Brief 1 ::
Print everything in the Hergé profile from "Writing for Ninth" down to "to the world.", word for word.
Brief 2 ::
Please output everything from the start of the listing down to the line containing "311, 321, 321]", inclusive, reproducing each line exactly.

━━━━━ Provided passage ━━━━━

Writing for Ninth Art, Lindsay Duff profiles one of the world's finest comic storytellers, the controversial creator of Tintin, who faced depression and accusations of treachery as he worked to bring his enduring creation to the world.
Hergé, real name Georges Remi, was a Belgian cartoonist and creator of the iconic stories of the boy reporter Tintin.
Born in Brussels in 1907, Remi had childhood dreams of being a dashing reporter, a foreign correspondent for a national newspaper. When he realised his talents lay in other areas, he turned his hand to illustrating, and he took his more familiar alias when he started illustrating strips for a Belgian Catholic daily newspaper called Le XXe Siècle.
He was made editor of a weekly children's supplement for this paper, which was to be called Le Petit Vingtième, which Hergé decided would contain American-style comic strips. This debuted on November 1, 1928, but its most famous character didn't appear until the following year.
January 10, 1929
Tintin in the Land of the Soviets, a black and white strip that introduced the two central characters of the Tintin series: Tintin, the boy reporter himself, and his faithful dog, Snowy. His canine companion was often used as a wry commentator on the rest of the story, giving a cynical and sardonic viewpoint as opposed to Tintin's enthusiastic optimism. Hergé named Snowy (or 'Milou' in the original French) after a girl he had liked at school.
The theme of the story, with Tintin investigating the chaotic state of the USSR, was prompted by the managing editor's suggestion, unlike the next few Tintin adventures. These were much more concerned with subject areas that had fascinated Hergé since boyhood - Africa (Tintin in the Congo), prohibition-era America (Tintin in America) and the mysteries of the Middle East and Egypt (Cigars of the Pharaoh).
1934
The Blue Lotus. This particular story is regarded as among the best early Tintin books, and it represents a shift in direction for Hergé, who introduced a much stronger and more realistic political commentary than in previous adventures. This manifests in overt criticism of the Japanese invasion of Manchuria, and more general criticism of the colonial aspirations and domains of the imperial powers of England and Japan.
Also of note in this book was the introduction of a character called Chang, a young Chinese boy who befriends Tintin. This character was based on a real acquaintance of Hergé called Chang Chong-chen, who was a student of the Academy of Fine Arts in Belgium and who encouraged Hergé to more thoroughly research the countries visited by Tintin.
1940
The Crab with the Golden Claws, in which there is the first appearance of the perennial comic relief of Tintin stories, Captain Haddock.
However, real life was far less whimsical. Hergé found himself creating under the watchful eye of Nazi censors as Tintin moved from Le Petit Vingtième to a newspaper with higher circulation, Le Soir, which had unfortunately become a Nazi propaganda mouthpiece.
During the war years, Hergé's output was drastically affected. Completion of The Land of Black Gold had to be delayed until the war's end, and The Black Island and Tintin in America were banned outright for their supposedly seditious content. Oddly enough, Hergé's most stringently anti-Nazi book, King Ottokar's Sceptre, escaped censorship.

━━━━━ Provided data ━━━━━

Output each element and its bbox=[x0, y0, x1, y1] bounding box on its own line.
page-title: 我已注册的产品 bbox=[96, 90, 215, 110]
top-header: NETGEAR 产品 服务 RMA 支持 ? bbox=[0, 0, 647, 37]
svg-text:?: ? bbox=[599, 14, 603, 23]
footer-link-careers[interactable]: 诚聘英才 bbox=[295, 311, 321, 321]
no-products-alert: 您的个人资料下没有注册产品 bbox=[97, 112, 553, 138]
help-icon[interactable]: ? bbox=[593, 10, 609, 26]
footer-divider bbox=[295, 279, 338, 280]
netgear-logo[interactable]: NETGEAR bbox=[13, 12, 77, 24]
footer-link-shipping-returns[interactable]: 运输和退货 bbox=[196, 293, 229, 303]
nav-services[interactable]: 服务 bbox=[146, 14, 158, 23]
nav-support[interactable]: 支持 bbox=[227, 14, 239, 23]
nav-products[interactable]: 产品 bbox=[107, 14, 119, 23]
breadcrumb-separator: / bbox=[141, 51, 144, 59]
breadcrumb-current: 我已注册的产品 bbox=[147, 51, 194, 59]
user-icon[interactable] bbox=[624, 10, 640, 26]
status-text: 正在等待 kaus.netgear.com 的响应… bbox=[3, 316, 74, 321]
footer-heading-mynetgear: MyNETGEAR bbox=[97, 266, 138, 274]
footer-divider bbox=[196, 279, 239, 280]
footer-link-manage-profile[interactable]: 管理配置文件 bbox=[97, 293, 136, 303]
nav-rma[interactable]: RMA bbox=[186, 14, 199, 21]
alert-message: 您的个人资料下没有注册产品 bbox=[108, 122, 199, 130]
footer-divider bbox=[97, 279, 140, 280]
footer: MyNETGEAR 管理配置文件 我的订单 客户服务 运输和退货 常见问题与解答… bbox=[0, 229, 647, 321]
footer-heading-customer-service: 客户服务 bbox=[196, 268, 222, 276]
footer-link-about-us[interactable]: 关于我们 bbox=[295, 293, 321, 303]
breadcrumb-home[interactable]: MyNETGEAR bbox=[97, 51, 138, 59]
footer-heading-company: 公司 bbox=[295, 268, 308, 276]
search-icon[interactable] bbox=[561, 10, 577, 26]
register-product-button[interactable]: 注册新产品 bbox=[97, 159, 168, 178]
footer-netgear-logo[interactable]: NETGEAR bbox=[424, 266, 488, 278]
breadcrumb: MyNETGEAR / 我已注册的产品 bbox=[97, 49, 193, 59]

━━━━━

Correct output 1 ::
Writing for Ninth Art, Lindsay Duff profiles one of the world's finest comic storytellers, the controversial creator of Tintin, who faced depression and accusations of treachery as he worked to bring his enduring creation to the world.

Correct output 2 ::
Output each element and its bbox=[x0, y0, x1, y1] bounding box on its own line.
page-title: 我已注册的产品 bbox=[96, 90, 215, 110]
top-header: NETGEAR 产品 服务 RMA 支持 ? bbox=[0, 0, 647, 37]
svg-text:?: ? bbox=[599, 14, 603, 23]
footer-link-careers[interactable]: 诚聘英才 bbox=[295, 311, 321, 321]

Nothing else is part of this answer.